About this task
Among the entries, which lines carry the string "contact"? Copy every one.

─── Material for this task ───

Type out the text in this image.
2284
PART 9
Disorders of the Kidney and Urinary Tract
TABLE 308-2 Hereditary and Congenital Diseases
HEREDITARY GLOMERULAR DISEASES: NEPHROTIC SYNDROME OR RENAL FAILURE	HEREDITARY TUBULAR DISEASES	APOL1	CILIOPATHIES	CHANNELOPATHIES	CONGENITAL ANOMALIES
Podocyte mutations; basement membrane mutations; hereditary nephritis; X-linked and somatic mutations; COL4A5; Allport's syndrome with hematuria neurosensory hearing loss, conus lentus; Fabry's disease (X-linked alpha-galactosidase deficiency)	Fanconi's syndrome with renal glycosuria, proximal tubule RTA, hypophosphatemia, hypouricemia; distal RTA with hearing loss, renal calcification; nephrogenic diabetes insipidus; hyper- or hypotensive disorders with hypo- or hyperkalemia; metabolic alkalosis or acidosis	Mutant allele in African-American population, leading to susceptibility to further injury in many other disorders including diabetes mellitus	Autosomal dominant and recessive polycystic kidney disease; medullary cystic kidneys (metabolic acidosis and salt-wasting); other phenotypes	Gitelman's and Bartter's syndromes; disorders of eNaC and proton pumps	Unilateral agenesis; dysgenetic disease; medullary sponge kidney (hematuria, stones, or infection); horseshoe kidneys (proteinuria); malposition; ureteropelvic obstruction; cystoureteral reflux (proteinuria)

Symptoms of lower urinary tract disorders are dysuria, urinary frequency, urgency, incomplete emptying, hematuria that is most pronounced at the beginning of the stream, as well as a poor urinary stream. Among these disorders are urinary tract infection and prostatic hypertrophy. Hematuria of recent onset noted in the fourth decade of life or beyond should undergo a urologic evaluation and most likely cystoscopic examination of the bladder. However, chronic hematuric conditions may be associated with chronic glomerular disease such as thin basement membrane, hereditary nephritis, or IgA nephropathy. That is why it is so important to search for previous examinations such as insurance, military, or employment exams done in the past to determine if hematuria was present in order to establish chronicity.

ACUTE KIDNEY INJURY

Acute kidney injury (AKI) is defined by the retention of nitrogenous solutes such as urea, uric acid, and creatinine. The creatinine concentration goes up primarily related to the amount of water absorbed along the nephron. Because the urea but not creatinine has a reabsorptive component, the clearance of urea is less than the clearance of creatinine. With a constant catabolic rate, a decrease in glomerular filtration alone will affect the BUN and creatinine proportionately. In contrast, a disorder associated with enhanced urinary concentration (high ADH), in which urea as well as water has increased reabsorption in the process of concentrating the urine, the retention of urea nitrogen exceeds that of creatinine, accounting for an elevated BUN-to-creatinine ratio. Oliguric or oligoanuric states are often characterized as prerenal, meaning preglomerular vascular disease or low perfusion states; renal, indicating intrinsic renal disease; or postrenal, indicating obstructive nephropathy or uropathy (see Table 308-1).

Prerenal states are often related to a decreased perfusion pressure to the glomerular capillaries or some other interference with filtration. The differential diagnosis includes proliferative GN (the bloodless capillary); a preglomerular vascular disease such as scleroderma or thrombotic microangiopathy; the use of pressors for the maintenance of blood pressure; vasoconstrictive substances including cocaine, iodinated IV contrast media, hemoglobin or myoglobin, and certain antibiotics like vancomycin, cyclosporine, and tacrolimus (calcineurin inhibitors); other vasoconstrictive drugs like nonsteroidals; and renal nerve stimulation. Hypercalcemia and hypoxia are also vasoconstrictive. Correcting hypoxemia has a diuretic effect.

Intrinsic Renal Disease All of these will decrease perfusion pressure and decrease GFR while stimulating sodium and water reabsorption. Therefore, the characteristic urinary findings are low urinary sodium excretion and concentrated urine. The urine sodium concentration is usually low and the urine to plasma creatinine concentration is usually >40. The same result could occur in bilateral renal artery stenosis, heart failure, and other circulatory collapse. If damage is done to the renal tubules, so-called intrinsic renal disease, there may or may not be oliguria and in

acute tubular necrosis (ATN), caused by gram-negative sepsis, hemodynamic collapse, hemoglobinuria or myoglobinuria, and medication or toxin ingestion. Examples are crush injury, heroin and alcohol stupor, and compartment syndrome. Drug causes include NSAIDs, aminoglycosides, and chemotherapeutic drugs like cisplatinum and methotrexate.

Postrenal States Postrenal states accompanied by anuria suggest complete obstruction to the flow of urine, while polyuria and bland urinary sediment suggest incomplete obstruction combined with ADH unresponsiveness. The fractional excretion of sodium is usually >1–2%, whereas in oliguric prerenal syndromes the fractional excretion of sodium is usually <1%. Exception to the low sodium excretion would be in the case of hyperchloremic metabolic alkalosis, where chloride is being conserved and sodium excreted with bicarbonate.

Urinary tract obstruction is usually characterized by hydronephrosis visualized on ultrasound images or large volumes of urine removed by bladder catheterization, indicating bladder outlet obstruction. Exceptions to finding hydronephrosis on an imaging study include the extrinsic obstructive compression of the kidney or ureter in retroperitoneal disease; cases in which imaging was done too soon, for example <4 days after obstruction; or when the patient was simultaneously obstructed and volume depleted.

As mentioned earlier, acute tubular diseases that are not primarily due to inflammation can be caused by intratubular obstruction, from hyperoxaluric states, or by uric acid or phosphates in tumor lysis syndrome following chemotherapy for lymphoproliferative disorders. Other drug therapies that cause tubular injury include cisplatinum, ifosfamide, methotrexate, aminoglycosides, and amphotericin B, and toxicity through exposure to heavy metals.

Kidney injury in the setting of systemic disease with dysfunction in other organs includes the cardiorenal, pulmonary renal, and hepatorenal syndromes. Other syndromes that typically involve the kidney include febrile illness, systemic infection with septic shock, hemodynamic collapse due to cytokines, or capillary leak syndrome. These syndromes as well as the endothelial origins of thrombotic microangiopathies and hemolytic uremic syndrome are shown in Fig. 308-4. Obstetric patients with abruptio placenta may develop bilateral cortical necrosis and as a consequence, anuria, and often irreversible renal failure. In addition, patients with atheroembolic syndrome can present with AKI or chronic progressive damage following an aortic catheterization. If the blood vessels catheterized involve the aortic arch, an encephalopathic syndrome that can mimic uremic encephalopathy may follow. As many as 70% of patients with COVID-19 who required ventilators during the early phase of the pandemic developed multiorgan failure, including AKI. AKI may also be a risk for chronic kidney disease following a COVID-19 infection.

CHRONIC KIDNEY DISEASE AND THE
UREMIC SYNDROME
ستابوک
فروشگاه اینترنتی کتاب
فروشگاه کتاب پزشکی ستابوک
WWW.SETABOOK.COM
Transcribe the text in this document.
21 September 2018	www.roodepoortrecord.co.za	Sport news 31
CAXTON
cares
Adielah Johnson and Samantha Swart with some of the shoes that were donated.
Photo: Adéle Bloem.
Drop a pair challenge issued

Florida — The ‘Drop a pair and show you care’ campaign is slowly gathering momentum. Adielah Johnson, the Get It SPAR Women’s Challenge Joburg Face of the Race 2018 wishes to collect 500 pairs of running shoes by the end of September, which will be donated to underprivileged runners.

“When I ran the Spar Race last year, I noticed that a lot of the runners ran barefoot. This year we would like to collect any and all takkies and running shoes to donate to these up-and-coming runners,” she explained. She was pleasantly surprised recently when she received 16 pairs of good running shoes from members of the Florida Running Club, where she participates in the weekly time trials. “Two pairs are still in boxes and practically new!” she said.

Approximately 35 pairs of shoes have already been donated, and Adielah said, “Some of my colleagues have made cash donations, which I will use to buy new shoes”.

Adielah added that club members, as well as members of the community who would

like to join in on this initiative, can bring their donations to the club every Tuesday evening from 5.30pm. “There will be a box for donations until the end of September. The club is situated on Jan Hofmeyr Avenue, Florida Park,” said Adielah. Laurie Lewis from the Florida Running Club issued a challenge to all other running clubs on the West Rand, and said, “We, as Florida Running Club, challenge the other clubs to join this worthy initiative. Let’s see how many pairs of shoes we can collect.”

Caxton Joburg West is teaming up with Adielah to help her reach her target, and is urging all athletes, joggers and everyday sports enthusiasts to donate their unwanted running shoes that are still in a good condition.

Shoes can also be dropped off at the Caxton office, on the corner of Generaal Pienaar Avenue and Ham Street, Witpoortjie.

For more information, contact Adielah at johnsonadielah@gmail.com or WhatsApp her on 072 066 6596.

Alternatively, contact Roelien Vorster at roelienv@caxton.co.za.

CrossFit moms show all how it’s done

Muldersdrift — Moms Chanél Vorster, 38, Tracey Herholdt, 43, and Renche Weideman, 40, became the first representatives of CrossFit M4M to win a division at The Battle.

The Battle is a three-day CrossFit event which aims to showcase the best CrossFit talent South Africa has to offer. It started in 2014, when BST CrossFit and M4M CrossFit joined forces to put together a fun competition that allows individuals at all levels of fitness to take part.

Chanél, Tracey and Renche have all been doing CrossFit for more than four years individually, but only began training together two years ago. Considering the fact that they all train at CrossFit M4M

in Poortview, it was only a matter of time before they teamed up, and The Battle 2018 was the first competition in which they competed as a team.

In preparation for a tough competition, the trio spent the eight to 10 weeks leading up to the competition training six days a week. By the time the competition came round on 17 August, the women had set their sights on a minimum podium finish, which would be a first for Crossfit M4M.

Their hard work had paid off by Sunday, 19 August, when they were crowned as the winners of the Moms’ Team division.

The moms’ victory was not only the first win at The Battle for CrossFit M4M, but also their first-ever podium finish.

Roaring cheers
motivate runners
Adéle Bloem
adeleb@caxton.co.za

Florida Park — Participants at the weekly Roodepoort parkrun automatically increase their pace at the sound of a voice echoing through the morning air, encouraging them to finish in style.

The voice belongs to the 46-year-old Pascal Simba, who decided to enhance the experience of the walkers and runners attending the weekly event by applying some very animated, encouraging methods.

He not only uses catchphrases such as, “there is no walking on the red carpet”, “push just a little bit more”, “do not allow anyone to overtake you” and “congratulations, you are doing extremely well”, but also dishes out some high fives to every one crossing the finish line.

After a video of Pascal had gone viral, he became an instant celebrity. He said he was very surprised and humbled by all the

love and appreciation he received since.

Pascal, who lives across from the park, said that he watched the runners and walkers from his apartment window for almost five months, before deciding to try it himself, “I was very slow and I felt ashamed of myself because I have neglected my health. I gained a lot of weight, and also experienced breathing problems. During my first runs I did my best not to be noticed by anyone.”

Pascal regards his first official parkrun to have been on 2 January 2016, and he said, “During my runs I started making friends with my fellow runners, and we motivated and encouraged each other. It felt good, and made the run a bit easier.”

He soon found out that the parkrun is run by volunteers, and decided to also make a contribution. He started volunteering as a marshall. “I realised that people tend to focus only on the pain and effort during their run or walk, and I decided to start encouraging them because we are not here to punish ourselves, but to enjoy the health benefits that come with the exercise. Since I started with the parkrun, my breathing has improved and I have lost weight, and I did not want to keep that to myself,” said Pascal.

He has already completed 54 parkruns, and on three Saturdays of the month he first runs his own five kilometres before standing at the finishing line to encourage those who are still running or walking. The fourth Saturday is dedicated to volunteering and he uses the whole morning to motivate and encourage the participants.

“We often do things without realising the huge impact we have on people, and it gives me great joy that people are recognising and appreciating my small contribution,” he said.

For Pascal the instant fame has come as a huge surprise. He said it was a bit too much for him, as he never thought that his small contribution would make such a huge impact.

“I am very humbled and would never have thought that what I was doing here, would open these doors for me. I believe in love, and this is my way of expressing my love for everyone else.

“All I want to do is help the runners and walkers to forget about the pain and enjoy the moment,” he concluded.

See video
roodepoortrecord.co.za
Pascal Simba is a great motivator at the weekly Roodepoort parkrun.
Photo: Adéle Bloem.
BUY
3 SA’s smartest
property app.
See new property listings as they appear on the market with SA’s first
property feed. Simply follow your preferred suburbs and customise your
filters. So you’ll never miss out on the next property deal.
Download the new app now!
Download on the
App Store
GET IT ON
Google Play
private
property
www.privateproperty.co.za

───

Response for this exercise
For more information, contact Adielah at johnsonadielah@gmail.com or WhatsApp her on 072 066 6596.
Alternatively, contact Roelien Vorster at roelienv@caxton.co.za.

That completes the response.